Determine how many lines include the string "this". Output that number only.

(Dataset rows about figures)
begin

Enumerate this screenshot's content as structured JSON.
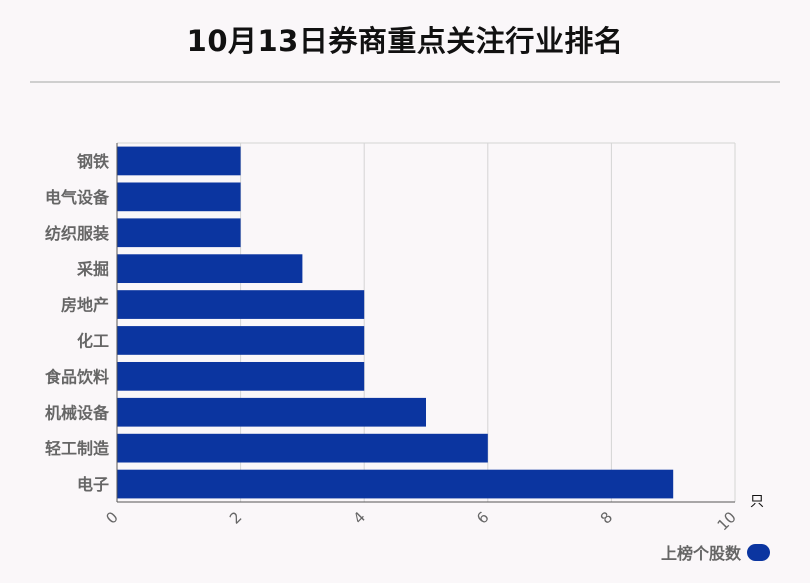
{
  "chart_data": {
    "type": "bar",
    "orientation": "horizontal",
    "title": "10月13日券商重点关注行业排名",
    "categories": [
      "钢铁",
      "电气设备",
      "纺织服装",
      "采掘",
      "房地产",
      "化工",
      "食品饮料",
      "机械设备",
      "轻工制造",
      "电子"
    ],
    "series": [
      {
        "name": "上榜个股数",
        "values": [
          2,
          2,
          2,
          3,
          4,
          4,
          4,
          5,
          6,
          9
        ]
      }
    ],
    "xlim": [
      0,
      10
    ],
    "xticks": [
      0,
      2,
      4,
      6,
      8,
      10
    ],
    "x_unit": "只",
    "grid": true,
    "legend_position": "bottom-right",
    "bar_color": "#0b35a0"
  }
}
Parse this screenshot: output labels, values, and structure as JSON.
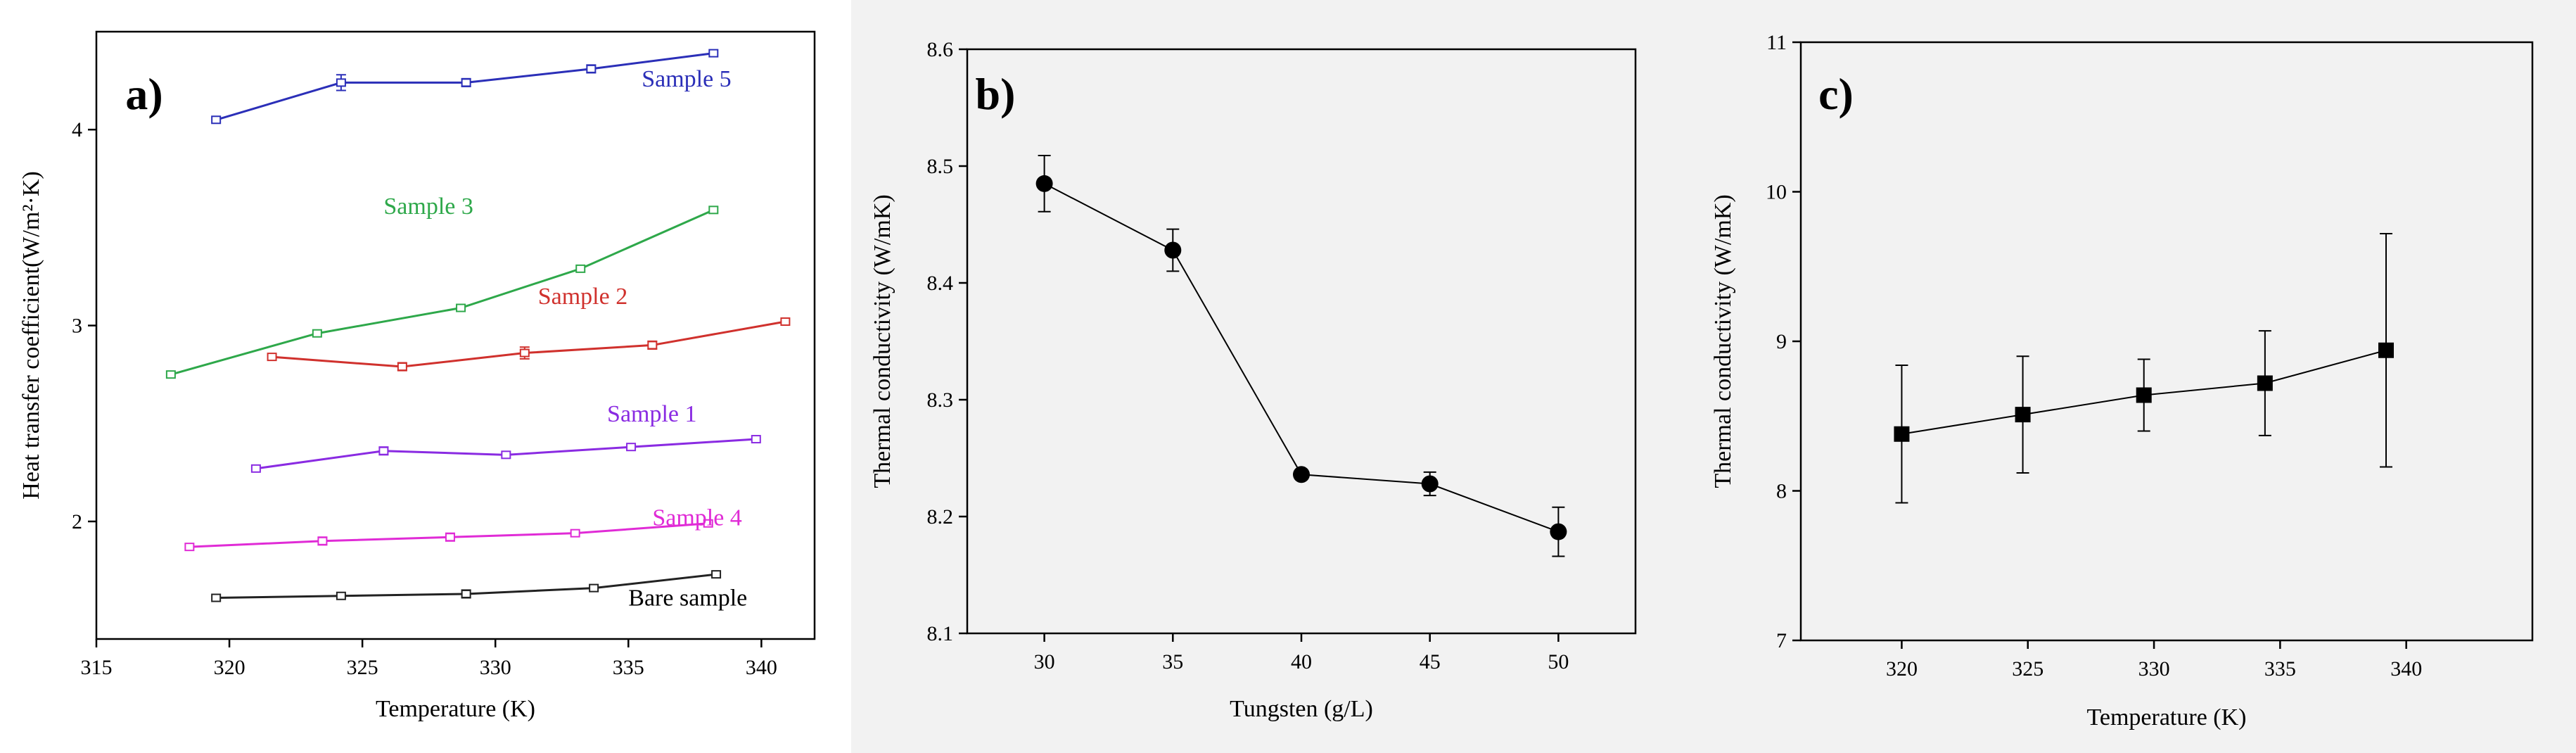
{
  "chart_data": [
    {
      "type": "line",
      "panel_label": "a)",
      "xlabel": "Temperature (K)",
      "ylabel": "Heat transfer coefficient(W/m²·K)",
      "xlim": [
        315,
        342
      ],
      "ylim": [
        1.4,
        4.5
      ],
      "xticks": [
        315,
        320,
        325,
        330,
        335,
        340
      ],
      "yticks": [
        2,
        3,
        4
      ],
      "series": [
        {
          "name": "Sample 5",
          "color": "#2b2fb8",
          "x": [
            319.5,
            324.2,
            328.9,
            333.6,
            338.2
          ],
          "y": [
            4.05,
            4.24,
            4.24,
            4.31,
            4.39
          ],
          "err": [
            0,
            0.04,
            0.02,
            0.02,
            0
          ],
          "label_pos": [
            335.5,
            4.22
          ]
        },
        {
          "name": "Sample 3",
          "color": "#2ea84a",
          "x": [
            317.8,
            323.3,
            328.7,
            333.2,
            338.2
          ],
          "y": [
            2.75,
            2.96,
            3.09,
            3.29,
            3.59
          ],
          "err": [
            0,
            0,
            0,
            0,
            0
          ],
          "label_pos": [
            325.8,
            3.57
          ]
        },
        {
          "name": "Sample 2",
          "color": "#d0312d",
          "x": [
            321.6,
            326.5,
            331.1,
            335.9,
            340.9
          ],
          "y": [
            2.84,
            2.79,
            2.86,
            2.9,
            3.02
          ],
          "err": [
            0,
            0.02,
            0.03,
            0.02,
            0
          ],
          "label_pos": [
            331.6,
            3.11
          ]
        },
        {
          "name": "Sample 1",
          "color": "#8a2be2",
          "x": [
            321.0,
            325.8,
            330.4,
            335.1,
            339.8
          ],
          "y": [
            2.27,
            2.36,
            2.34,
            2.38,
            2.42
          ],
          "err": [
            0,
            0.02,
            0,
            0,
            0
          ],
          "label_pos": [
            334.2,
            2.51
          ]
        },
        {
          "name": "Sample 4",
          "color": "#e02bd6",
          "x": [
            318.5,
            323.5,
            328.3,
            333.0,
            338.0
          ],
          "y": [
            1.87,
            1.9,
            1.92,
            1.94,
            1.99
          ],
          "err": [
            0,
            0.02,
            0.02,
            0,
            0
          ],
          "label_pos": [
            335.9,
            1.98
          ]
        },
        {
          "name": "Bare sample",
          "color": "#222222",
          "x": [
            319.5,
            324.2,
            328.9,
            333.7,
            338.3
          ],
          "y": [
            1.61,
            1.62,
            1.63,
            1.66,
            1.73
          ],
          "err": [
            0,
            0,
            0.02,
            0,
            0
          ],
          "label_pos": [
            335.0,
            1.57
          ]
        }
      ]
    },
    {
      "type": "line",
      "panel_label": "b)",
      "xlabel": "Tungsten (g/L)",
      "ylabel": "Thermal conductivity (W/mK)",
      "xlim": [
        27,
        53
      ],
      "ylim": [
        8.1,
        8.6
      ],
      "xticks": [
        30,
        35,
        40,
        45,
        50
      ],
      "yticks": [
        8.1,
        8.2,
        8.3,
        8.4,
        8.5,
        8.6
      ],
      "series": [
        {
          "name": "Thermal conductivity",
          "color": "#000000",
          "x": [
            30,
            35,
            40,
            45,
            50
          ],
          "y": [
            8.485,
            8.428,
            8.236,
            8.228,
            8.187
          ],
          "err": [
            0.024,
            0.018,
            0,
            0.01,
            0.021
          ]
        }
      ]
    },
    {
      "type": "line",
      "panel_label": "c)",
      "xlabel": "Temperature (K)",
      "ylabel": "Thermal conductivity (W/mK)",
      "xlim": [
        316,
        345
      ],
      "ylim": [
        7,
        11
      ],
      "xticks": [
        320,
        325,
        330,
        335,
        340
      ],
      "yticks": [
        7,
        8,
        9,
        10,
        11
      ],
      "series": [
        {
          "name": "Thermal conductivity",
          "color": "#000000",
          "x": [
            320,
            324.8,
            329.6,
            334.4,
            339.2
          ],
          "y": [
            8.38,
            8.51,
            8.64,
            8.72,
            8.94
          ],
          "err": [
            0.46,
            0.39,
            0.24,
            0.35,
            0.78
          ]
        }
      ]
    }
  ]
}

end

Task solution - 2